(begin)
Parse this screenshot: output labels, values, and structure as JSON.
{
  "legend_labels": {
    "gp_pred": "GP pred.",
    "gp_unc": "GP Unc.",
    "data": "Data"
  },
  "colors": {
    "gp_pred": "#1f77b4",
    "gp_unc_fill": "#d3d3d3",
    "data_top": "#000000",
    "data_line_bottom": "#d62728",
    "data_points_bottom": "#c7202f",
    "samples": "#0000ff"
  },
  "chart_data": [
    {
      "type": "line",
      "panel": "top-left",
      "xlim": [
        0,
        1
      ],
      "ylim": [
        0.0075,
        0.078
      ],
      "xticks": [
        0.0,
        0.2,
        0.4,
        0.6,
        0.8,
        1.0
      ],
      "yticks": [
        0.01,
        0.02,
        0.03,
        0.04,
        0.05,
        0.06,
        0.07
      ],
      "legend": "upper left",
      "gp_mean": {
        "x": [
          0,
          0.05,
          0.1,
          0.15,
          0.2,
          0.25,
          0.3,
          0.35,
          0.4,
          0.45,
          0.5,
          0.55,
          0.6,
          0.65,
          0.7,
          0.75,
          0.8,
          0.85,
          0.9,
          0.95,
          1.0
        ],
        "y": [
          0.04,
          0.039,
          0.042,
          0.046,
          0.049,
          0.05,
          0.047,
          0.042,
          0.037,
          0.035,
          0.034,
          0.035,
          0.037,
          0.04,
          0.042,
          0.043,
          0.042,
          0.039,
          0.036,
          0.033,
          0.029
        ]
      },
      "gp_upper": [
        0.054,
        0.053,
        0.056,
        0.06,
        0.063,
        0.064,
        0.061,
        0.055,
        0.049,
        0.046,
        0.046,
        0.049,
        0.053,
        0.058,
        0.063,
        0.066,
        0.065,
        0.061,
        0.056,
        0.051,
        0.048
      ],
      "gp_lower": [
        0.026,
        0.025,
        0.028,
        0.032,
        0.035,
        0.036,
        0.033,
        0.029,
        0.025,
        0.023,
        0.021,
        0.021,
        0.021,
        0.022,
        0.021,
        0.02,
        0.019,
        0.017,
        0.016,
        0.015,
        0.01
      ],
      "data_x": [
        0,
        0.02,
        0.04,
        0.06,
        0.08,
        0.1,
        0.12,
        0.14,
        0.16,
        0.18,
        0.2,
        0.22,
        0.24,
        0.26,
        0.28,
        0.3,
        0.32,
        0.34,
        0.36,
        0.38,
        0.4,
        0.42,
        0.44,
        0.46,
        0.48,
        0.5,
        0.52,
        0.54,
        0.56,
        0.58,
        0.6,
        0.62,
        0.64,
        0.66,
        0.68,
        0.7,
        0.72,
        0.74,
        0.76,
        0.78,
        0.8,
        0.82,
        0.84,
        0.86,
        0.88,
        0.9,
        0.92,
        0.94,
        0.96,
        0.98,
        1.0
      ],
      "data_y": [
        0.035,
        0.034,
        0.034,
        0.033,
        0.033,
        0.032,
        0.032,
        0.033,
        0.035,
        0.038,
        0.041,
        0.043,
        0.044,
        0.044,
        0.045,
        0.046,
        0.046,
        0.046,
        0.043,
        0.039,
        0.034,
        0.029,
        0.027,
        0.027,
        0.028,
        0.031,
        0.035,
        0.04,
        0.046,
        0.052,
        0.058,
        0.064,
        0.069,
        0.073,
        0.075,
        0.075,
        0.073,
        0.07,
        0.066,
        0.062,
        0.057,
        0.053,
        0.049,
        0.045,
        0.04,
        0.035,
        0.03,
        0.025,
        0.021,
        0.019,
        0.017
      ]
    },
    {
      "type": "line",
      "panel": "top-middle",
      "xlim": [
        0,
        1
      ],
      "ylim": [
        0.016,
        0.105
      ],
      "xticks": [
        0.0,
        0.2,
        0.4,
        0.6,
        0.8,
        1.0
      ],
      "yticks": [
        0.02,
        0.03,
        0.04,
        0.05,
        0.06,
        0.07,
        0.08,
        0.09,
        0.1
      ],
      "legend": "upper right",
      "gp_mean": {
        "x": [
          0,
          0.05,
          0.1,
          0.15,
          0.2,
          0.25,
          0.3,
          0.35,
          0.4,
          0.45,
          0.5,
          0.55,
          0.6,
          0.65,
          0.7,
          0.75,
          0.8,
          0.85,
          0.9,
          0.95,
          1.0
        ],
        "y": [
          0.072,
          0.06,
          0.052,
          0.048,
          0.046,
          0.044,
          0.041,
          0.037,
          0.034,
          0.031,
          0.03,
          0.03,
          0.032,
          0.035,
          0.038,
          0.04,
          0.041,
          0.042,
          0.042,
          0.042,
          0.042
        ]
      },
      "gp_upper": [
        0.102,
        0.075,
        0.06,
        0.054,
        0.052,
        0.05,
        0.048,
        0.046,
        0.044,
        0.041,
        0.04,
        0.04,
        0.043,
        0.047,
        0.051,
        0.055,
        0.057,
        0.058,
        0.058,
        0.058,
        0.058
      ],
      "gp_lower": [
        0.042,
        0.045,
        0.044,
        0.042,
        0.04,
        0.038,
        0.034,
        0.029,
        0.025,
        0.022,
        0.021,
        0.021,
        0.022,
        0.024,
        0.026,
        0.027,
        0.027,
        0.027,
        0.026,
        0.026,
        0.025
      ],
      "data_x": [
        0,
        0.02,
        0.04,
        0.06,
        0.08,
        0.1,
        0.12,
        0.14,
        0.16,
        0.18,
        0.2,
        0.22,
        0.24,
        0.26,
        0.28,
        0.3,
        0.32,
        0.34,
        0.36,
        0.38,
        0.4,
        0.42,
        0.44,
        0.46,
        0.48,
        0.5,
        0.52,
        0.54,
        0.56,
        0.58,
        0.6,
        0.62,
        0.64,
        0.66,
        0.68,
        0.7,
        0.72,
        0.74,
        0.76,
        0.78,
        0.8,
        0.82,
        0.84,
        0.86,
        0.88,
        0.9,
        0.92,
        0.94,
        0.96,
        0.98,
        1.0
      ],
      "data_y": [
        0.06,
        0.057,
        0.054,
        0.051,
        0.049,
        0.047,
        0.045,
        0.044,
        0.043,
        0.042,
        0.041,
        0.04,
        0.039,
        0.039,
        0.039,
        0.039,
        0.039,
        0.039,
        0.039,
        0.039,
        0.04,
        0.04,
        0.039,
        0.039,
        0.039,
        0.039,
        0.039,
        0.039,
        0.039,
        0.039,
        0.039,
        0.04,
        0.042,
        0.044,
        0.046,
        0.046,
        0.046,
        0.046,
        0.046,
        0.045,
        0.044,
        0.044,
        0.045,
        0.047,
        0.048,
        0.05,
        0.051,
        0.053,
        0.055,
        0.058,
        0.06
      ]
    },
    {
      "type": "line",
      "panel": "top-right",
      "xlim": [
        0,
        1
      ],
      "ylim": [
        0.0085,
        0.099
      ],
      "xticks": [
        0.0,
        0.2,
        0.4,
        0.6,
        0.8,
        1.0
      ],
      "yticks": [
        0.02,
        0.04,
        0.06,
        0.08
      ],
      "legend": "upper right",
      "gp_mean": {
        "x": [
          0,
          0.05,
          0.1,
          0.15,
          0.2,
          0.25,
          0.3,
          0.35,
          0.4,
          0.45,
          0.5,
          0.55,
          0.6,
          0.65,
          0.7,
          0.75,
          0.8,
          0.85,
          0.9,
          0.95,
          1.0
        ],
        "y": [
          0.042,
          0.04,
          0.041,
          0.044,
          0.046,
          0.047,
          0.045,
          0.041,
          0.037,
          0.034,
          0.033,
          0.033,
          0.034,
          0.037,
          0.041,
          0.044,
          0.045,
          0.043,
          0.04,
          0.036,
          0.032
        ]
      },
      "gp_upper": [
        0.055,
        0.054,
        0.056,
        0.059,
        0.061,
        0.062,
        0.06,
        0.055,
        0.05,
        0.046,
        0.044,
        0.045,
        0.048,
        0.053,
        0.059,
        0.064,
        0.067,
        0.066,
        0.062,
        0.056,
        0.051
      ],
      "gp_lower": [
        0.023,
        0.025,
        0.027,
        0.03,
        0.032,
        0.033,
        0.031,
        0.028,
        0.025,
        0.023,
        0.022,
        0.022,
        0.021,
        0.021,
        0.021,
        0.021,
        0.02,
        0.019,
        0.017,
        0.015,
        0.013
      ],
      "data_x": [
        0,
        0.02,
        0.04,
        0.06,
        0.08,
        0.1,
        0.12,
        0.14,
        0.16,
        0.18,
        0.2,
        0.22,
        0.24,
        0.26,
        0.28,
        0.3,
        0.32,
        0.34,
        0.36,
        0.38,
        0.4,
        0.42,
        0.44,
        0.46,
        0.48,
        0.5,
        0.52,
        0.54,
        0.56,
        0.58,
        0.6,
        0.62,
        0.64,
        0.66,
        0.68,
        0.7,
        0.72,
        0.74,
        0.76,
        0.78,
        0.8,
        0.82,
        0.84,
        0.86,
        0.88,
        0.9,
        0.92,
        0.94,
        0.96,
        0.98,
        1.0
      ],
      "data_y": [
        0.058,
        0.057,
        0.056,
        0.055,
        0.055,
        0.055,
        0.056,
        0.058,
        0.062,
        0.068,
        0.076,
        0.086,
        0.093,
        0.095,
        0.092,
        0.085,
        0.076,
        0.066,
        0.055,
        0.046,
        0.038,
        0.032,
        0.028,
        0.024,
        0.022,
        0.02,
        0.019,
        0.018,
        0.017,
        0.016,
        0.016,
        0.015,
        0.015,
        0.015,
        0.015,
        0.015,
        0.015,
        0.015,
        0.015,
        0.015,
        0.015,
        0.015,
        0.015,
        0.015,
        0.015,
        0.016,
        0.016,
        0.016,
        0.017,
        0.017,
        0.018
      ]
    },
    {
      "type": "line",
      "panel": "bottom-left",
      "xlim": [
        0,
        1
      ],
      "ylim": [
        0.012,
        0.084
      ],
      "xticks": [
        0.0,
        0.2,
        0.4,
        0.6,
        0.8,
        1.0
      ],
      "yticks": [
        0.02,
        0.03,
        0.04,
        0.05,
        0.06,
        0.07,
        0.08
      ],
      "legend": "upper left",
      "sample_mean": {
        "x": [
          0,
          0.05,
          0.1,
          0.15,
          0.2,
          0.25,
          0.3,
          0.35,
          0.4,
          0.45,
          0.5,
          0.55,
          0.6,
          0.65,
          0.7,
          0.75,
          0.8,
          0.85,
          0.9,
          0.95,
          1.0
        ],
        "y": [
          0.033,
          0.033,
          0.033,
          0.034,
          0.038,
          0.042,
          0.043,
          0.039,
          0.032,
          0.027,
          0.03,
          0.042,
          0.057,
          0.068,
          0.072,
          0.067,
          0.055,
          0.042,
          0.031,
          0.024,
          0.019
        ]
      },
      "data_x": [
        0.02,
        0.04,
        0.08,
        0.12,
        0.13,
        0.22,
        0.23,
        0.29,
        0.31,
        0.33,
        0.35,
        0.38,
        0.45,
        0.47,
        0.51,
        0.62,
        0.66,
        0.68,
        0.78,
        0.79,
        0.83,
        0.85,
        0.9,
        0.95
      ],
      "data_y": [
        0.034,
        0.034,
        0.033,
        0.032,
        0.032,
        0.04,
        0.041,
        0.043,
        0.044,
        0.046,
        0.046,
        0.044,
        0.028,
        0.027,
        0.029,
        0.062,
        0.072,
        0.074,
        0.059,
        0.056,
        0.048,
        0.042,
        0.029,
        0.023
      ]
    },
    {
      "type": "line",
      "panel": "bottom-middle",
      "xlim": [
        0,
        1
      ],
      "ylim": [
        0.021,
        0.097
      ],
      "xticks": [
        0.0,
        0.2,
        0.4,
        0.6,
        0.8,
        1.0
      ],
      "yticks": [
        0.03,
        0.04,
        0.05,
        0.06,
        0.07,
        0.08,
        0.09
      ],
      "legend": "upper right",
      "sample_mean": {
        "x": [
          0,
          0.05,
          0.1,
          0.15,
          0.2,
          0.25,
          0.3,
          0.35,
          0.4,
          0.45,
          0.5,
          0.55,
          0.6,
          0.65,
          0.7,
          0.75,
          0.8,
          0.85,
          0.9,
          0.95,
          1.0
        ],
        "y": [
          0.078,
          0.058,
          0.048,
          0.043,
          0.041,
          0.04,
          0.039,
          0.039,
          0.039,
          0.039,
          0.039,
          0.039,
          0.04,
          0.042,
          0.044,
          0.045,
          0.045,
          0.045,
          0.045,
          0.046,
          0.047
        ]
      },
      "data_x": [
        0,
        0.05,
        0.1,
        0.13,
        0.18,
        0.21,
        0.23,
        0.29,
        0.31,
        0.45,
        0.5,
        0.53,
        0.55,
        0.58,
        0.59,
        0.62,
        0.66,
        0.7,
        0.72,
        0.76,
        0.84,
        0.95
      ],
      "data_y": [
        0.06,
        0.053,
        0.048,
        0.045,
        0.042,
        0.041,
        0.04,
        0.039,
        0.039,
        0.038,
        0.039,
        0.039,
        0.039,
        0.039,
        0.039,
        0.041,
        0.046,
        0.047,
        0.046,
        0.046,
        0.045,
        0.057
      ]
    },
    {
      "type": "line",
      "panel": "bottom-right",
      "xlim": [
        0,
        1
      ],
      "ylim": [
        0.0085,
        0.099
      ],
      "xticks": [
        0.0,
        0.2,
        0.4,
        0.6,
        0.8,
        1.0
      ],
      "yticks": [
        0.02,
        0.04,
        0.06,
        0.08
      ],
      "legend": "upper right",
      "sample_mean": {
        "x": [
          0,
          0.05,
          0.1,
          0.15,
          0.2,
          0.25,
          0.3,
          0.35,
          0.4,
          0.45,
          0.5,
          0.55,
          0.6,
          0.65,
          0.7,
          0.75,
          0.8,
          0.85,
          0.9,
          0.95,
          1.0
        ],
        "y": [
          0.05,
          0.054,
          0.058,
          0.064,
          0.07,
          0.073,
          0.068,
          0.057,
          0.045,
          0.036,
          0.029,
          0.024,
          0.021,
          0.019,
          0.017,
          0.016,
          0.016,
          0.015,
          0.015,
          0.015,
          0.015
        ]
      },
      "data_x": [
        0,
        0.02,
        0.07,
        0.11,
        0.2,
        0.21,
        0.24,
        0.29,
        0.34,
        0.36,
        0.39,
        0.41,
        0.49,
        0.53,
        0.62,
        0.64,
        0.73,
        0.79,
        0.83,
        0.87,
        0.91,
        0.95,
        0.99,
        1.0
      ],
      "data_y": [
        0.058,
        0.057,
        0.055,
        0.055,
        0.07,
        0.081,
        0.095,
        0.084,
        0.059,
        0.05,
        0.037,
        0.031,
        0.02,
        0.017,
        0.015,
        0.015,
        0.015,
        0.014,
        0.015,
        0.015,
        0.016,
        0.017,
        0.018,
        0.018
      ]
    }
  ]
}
(end)
### Written request:
Find the count of lines in the data above where the string "left" occurs. Provide that number alone.

### Solved exercise:
4